## STATED TASK
Omit all pictures, then retype the data exactly as given.

(Data excerpts)
*****
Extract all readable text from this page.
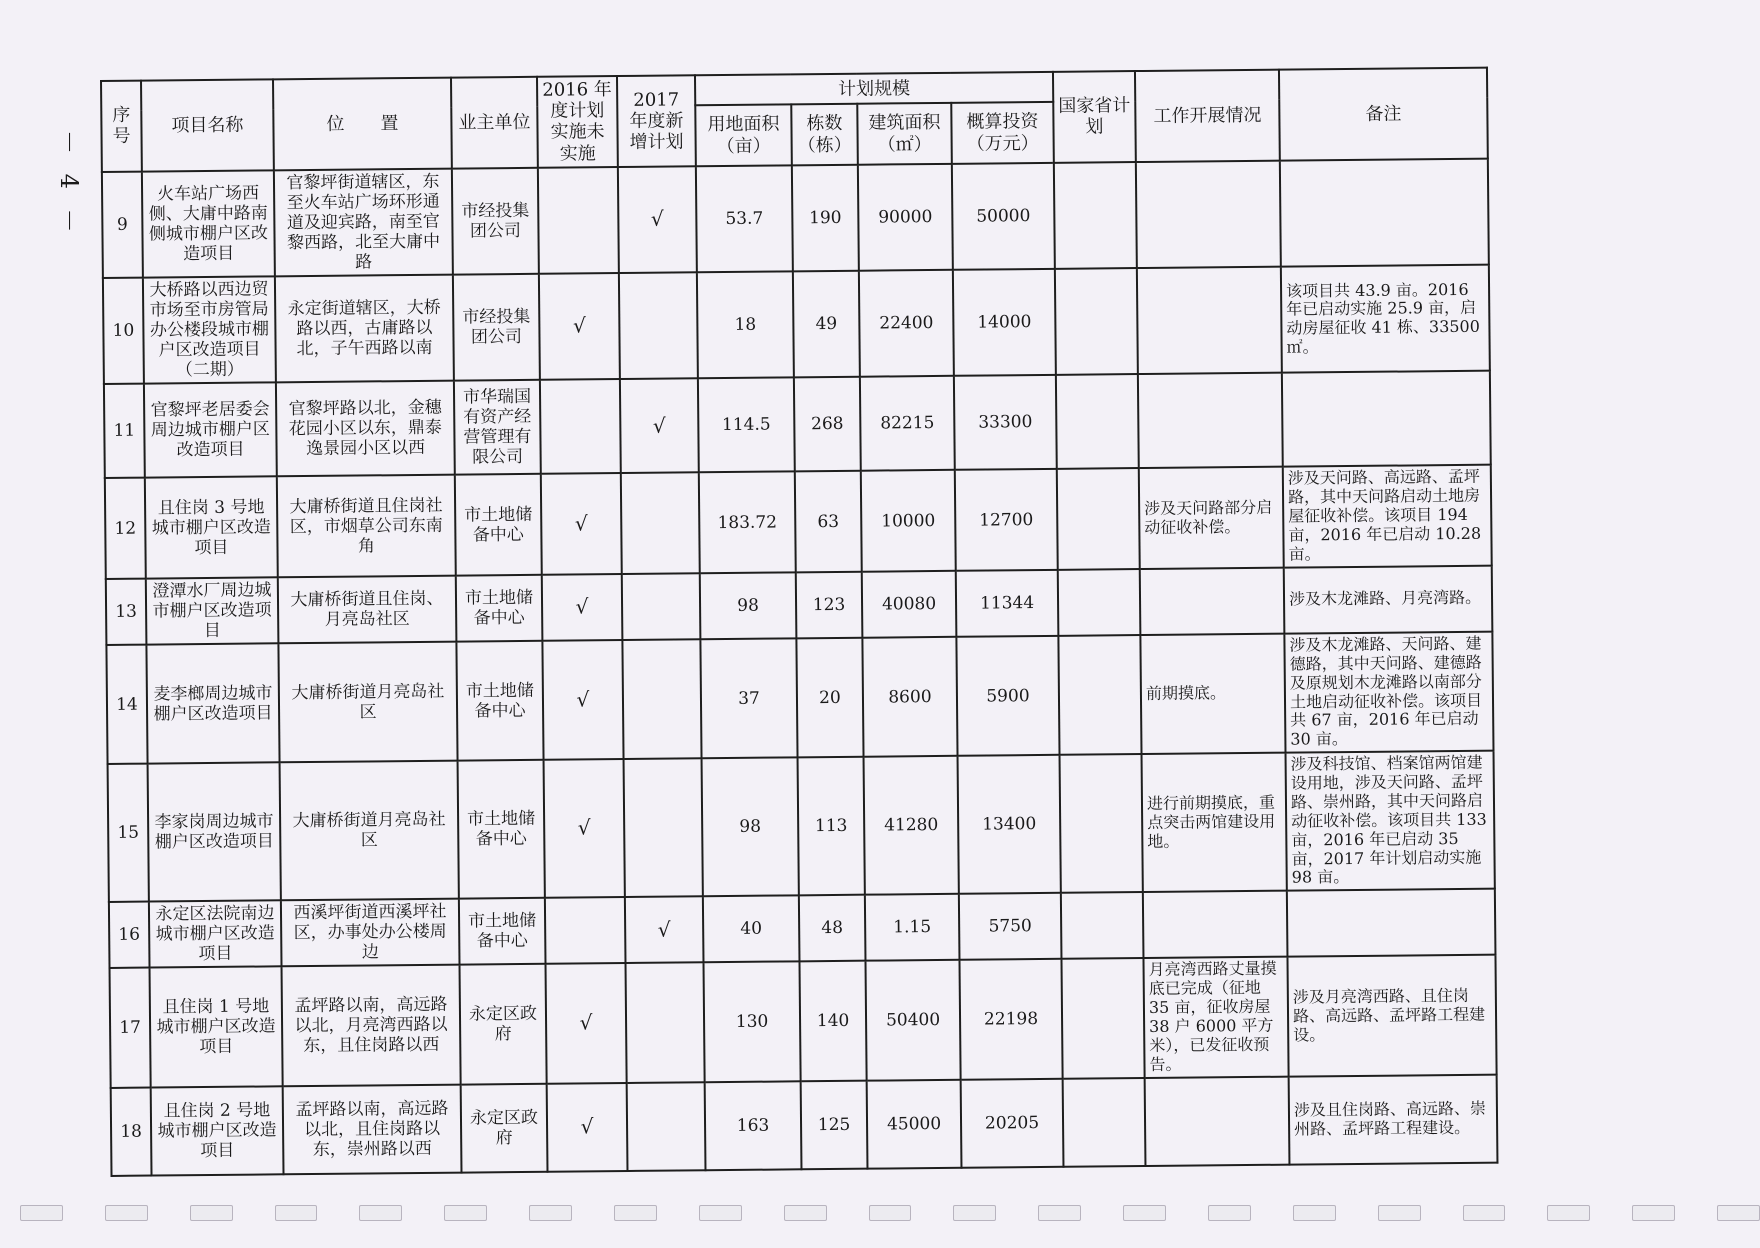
－ 4 －
序号	项目名称	位　　置	业主单位	2016 年度计划实施未实施	2017 年度新增计划	计划规模				国家省计划	工作开展情况	备注
						用地面积（亩）	栋数（栋）	建筑面积（㎡）	概算投资（万元）			
9	火车站广场西侧、大庸中路南侧城市棚户区改造项目	官黎坪街道辖区，东至火车站广场环形通道及迎宾路，南至官黎西路，北至大庸中路	市经投集团公司		√	53.7	190	90000	50000			
10	大桥路以西边贸市场至市房管局办公楼段城市棚户区改造项目（二期）	永定街道辖区，大桥路以西，古庸路以北，子午西路以南	市经投集团公司	√		18	49	22400	14000			该项目共 43.9 亩。2016 年已启动实施 25.9 亩，启动房屋征收 41 栋、33500㎡。
11	官黎坪老居委会周边城市棚户区改造项目	官黎坪路以北，金穗花园小区以东，鼎泰逸景园小区以西	市华瑞国有资产经营管理有限公司		√	114.5	268	82215	33300			
12	且住岗 3 号地城市棚户区改造项目	大庸桥街道且住岗社区，市烟草公司东南角	市土地储备中心	√		183.72	63	10000	12700		涉及天问路部分启动征收补偿。	涉及天问路、高远路、孟坪路，其中天问路启动土地房屋征收补偿。该项目 194 亩，2016 年已启动 10.28 亩。
13	澄潭水厂周边城市棚户区改造项目	大庸桥街道且住岗、月亮岛社区	市土地储备中心	√		98	123	40080	11344			涉及木龙滩路、月亮湾路。
14	麦李榔周边城市棚户区改造项目	大庸桥街道月亮岛社区	市土地储备中心	√		37	20	8600	5900		前期摸底。	涉及木龙滩路、天问路、建德路，其中天问路、建德路及原规划木龙滩路以南部分土地启动征收补偿。该项目共 67 亩，2016 年已启动 30 亩。
15	李家岗周边城市棚户区改造项目	大庸桥街道月亮岛社区	市土地储备中心	√		98	113	41280	13400		进行前期摸底，重点突击两馆建设用地。	涉及科技馆、档案馆两馆建设用地，涉及天问路、孟坪路、崇州路，其中天问路启动征收补偿。该项目共 133 亩，2016 年已启动 35 亩，2017 年计划启动实施 98 亩。
16	永定区法院南边城市棚户区改造项目	西溪坪街道西溪坪社区，办事处办公楼周边	市土地储备中心		√	40	48	1.15	5750			
17	且住岗 1 号地城市棚户区改造项目	孟坪路以南，高远路以北，月亮湾西路以东，且住岗路以西	永定区政府	√		130	140	50400	22198		月亮湾西路丈量摸底已完成（征地 35 亩，征收房屋 38 户 6000 平方米），已发征收预告。	涉及月亮湾西路、且住岗路、高远路、孟坪路工程建设。
18	且住岗 2 号地城市棚户区改造项目	孟坪路以南，高远路以北，且住岗路以东，崇州路以西	永定区政府	√		163	125	45000	20205			涉及且住岗路、高远路、崇州路、孟坪路工程建设。
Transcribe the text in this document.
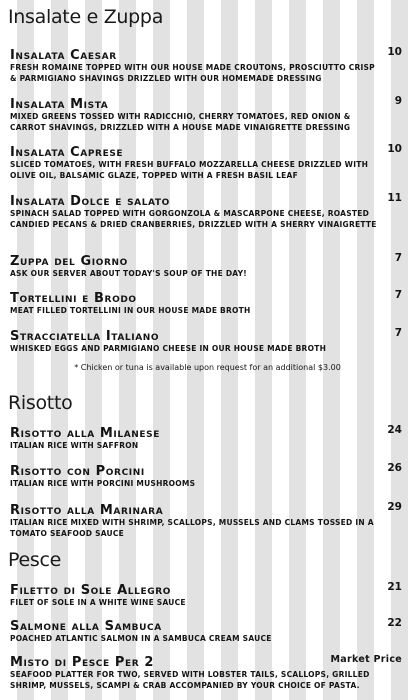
Insalate e Zuppa
Insalata Caesar	10
FRESH ROMAINE TOPPED WITH OUR HOUSE MADE CROUTONS, PROSCIUTTO CRISP & PARMIGIANO SHAVINGS DRIZZLED WITH OUR HOMEMADE DRESSING
Insalata Mista	9
MIXED GREENS TOSSED WITH RADICCHIO, CHERRY TOMATOES, RED ONION & CARROT SHAVINGS, DRIZZLED WITH A HOUSE MADE VINAIGRETTE DRESSING
Insalata Caprese	10
SLICED TOMATOES, WITH FRESH BUFFALO MOZZARELLA CHEESE DRIZZLED WITH OLIVE OIL, BALSAMIC GLAZE, TOPPED WITH A FRESH BASIL LEAF
Insalata Dolce e salato	11
SPINACH SALAD TOPPED WITH GORGONZOLA & MASCARPONE CHEESE, ROASTED CANDIED PECANS & DRIED CRANBERRIES, DRIZZLED WITH A SHERRY VINAIGRETTE
Zuppa del Giorno	7
ASK OUR SERVER ABOUT TODAY'S SOUP OF THE DAY!
Tortellini e Brodo	7
MEAT FILLED TORTELLINI IN OUR HOUSE MADE BROTH
Stracciatella Italiano	7
WHISKED EGGS AND PARMIGIANO CHEESE IN OUR HOUSE MADE BROTH
* Chicken or tuna is available upon request for an additional $3.00
Risotto
Risotto alla Milanese	24
ITALIAN RICE WITH SAFFRON
Risotto con Porcini	26
ITALIAN RICE WITH PORCINI MUSHROOMS
Risotto alla Marinara	29
ITALIAN RICE MIXED WITH SHRIMP, SCALLOPS, MUSSELS AND CLAMS TOSSED IN A TOMATO SEAFOOD SAUCE
Pesce
Filetto di Sole Allegro	21
FILET OF SOLE IN A WHITE WINE SAUCE
Salmone alla Sambuca	22
POACHED ATLANTIC SALMON IN A SAMBUCA CREAM SAUCE
Misto di Pesce Per 2	Market Price
SEAFOOD PLATTER FOR TWO, SERVED WITH LOBSTER TAILS, SCALLOPS, GRILLED SHRIMP, MUSSELS, SCAMPI & CRAB ACCOMPANIED BY YOUR CHOICE OF PASTA.
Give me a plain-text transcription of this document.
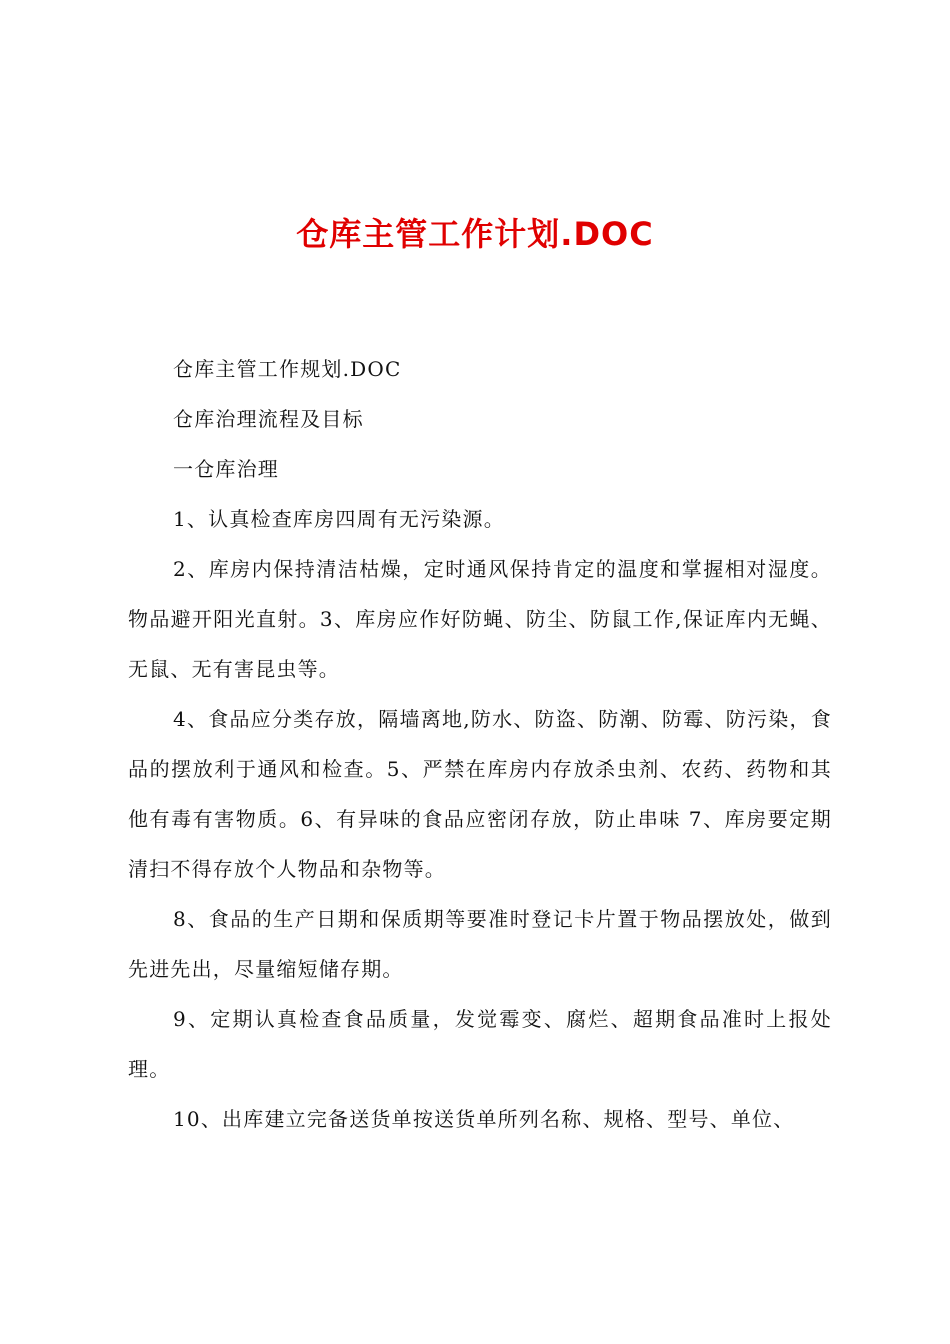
仓库主管工作计划.DOC

仓库主管工作规划.DOC

仓库治理流程及目标

一仓库治理

1、认真检查库房四周有无污染源。

2、库房内保持清洁枯燥，定时通风保持肯定的温度和掌握相对湿度。物品避开阳光直射。3、库房应作好防蝇、防尘、防鼠工作,保证库内无蝇、无鼠、无有害昆虫等。

4、食品应分类存放，隔墙离地,防水、防盗、防潮、防霉、防污染，食品的摆放利于通风和检查。5、严禁在库房内存放杀虫剂、农药、药物和其他有毒有害物质。6、有异味的食品应密闭存放，防止串味 7、库房要定期清扫不得存放个人物品和杂物等。

8、食品的生产日期和保质期等要准时登记卡片置于物品摆放处，做到先进先出，尽量缩短储存期。

9、定期认真检查食品质量，发觉霉变、腐烂、超期食品准时上报处理。

10、出库建立完备送货单按送货单所列名称、规格、型号、单位、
*****
## RESPONSE TO THE EXERCISE
Extract all readable text from this page.
－ 4 －
序号	项目名称	位　　置	业主单位	2016 年度计划实施未实施	2017 年度新增计划	计划规模				国家省计划	工作开展情况	备注
						用地面积（亩）	栋数（栋）	建筑面积（㎡）	概算投资（万元）			
9	火车站广场西侧、大庸中路南侧城市棚户区改造项目	官黎坪街道辖区，东至火车站广场环形通道及迎宾路，南至官黎西路，北至大庸中路	市经投集团公司		√	53.7	190	90000	50000			
10	大桥路以西边贸市场至市房管局办公楼段城市棚户区改造项目（二期）	永定街道辖区，大桥路以西，古庸路以北，子午西路以南	市经投集团公司	√		18	49	22400	14000			该项目共 43.9 亩。2016 年已启动实施 25.9 亩，启动房屋征收 41 栋、33500㎡。
11	官黎坪老居委会周边城市棚户区改造项目	官黎坪路以北，金穗花园小区以东，鼎泰逸景园小区以西	市华瑞国有资产经营管理有限公司		√	114.5	268	82215	33300			
12	且住岗 3 号地城市棚户区改造项目	大庸桥街道且住岗社区，市烟草公司东南角	市土地储备中心	√		183.72	63	10000	12700		涉及天问路部分启动征收补偿。	涉及天问路、高远路、孟坪路，其中天问路启动土地房屋征收补偿。该项目 194 亩，2016 年已启动 10.28 亩。
13	澄潭水厂周边城市棚户区改造项目	大庸桥街道且住岗、月亮岛社区	市土地储备中心	√		98	123	40080	11344			涉及木龙滩路、月亮湾路。
14	麦李榔周边城市棚户区改造项目	大庸桥街道月亮岛社区	市土地储备中心	√		37	20	8600	5900		前期摸底。	涉及木龙滩路、天问路、建德路，其中天问路、建德路及原规划木龙滩路以南部分土地启动征收补偿。该项目共 67 亩，2016 年已启动 30 亩。
15	李家岗周边城市棚户区改造项目	大庸桥街道月亮岛社区	市土地储备中心	√		98	113	41280	13400		进行前期摸底，重点突击两馆建设用地。	涉及科技馆、档案馆两馆建设用地，涉及天问路、孟坪路、崇州路，其中天问路启动征收补偿。该项目共 133 亩，2016 年已启动 35 亩，2017 年计划启动实施 98 亩。
16	永定区法院南边城市棚户区改造项目	西溪坪街道西溪坪社区，办事处办公楼周边	市土地储备中心		√	40	48	1.15	5750			
17	且住岗 1 号地城市棚户区改造项目	孟坪路以南，高远路以北，月亮湾西路以东，且住岗路以西	永定区政府	√		130	140	50400	22198		月亮湾西路丈量摸底已完成（征地 35 亩，征收房屋 38 户 6000 平方米），已发征收预告。	涉及月亮湾西路、且住岗路、高远路、孟坪路工程建设。
18	且住岗 2 号地城市棚户区改造项目	孟坪路以南，高远路以北，且住岗路以东，崇州路以西	永定区政府	√		163	125	45000	20205			涉及且住岗路、高远路、崇州路、孟坪路工程建设。
Transcribe the text in this document.
Insalate e Zuppa
Insalata Caesar	10
FRESH ROMAINE TOPPED WITH OUR HOUSE MADE CROUTONS, PROSCIUTTO CRISP & PARMIGIANO SHAVINGS DRIZZLED WITH OUR HOMEMADE DRESSING
Insalata Mista	9
MIXED GREENS TOSSED WITH RADICCHIO, CHERRY TOMATOES, RED ONION & CARROT SHAVINGS, DRIZZLED WITH A HOUSE MADE VINAIGRETTE DRESSING
Insalata Caprese	10
SLICED TOMATOES, WITH FRESH BUFFALO MOZZARELLA CHEESE DRIZZLED WITH OLIVE OIL, BALSAMIC GLAZE, TOPPED WITH A FRESH BASIL LEAF
Insalata Dolce e salato	11
SPINACH SALAD TOPPED WITH GORGONZOLA & MASCARPONE CHEESE, ROASTED CANDIED PECANS & DRIED CRANBERRIES, DRIZZLED WITH A SHERRY VINAIGRETTE
Zuppa del Giorno	7
ASK OUR SERVER ABOUT TODAY'S SOUP OF THE DAY!
Tortellini e Brodo	7
MEAT FILLED TORTELLINI IN OUR HOUSE MADE BROTH
Stracciatella Italiano	7
WHISKED EGGS AND PARMIGIANO CHEESE IN OUR HOUSE MADE BROTH
* Chicken or tuna is available upon request for an additional $3.00
Risotto
Risotto alla Milanese	24
ITALIAN RICE WITH SAFFRON
Risotto con Porcini	26
ITALIAN RICE WITH PORCINI MUSHROOMS
Risotto alla Marinara	29
ITALIAN RICE MIXED WITH SHRIMP, SCALLOPS, MUSSELS AND CLAMS TOSSED IN A TOMATO SEAFOOD SAUCE
Pesce
Filetto di Sole Allegro	21
FILET OF SOLE IN A WHITE WINE SAUCE
Salmone alla Sambuca	22
POACHED ATLANTIC SALMON IN A SAMBUCA CREAM SAUCE
Misto di Pesce Per 2	Market Price
SEAFOOD PLATTER FOR TWO, SERVED WITH LOBSTER TAILS, SCALLOPS, GRILLED SHRIMP, MUSSELS, SCAMPI & CRAB ACCOMPANIED BY YOUR CHOICE OF PASTA.
Give me a plain-text transcription of this document.
仓库主管工作计划.DOC

仓库主管工作规划.DOC

仓库治理流程及目标

一仓库治理

1、认真检查库房四周有无污染源。

2、库房内保持清洁枯燥，定时通风保持肯定的温度和掌握相对湿度。物品避开阳光直射。3、库房应作好防蝇、防尘、防鼠工作,保证库内无蝇、无鼠、无有害昆虫等。

4、食品应分类存放，隔墙离地,防水、防盗、防潮、防霉、防污染，食品的摆放利于通风和检查。5、严禁在库房内存放杀虫剂、农药、药物和其他有毒有害物质。6、有异味的食品应密闭存放，防止串味 7、库房要定期清扫不得存放个人物品和杂物等。

8、食品的生产日期和保质期等要准时登记卡片置于物品摆放处，做到先进先出，尽量缩短储存期。

9、定期认真检查食品质量，发觉霉变、腐烂、超期食品准时上报处理。

10、出库建立完备送货单按送货单所列名称、规格、型号、单位、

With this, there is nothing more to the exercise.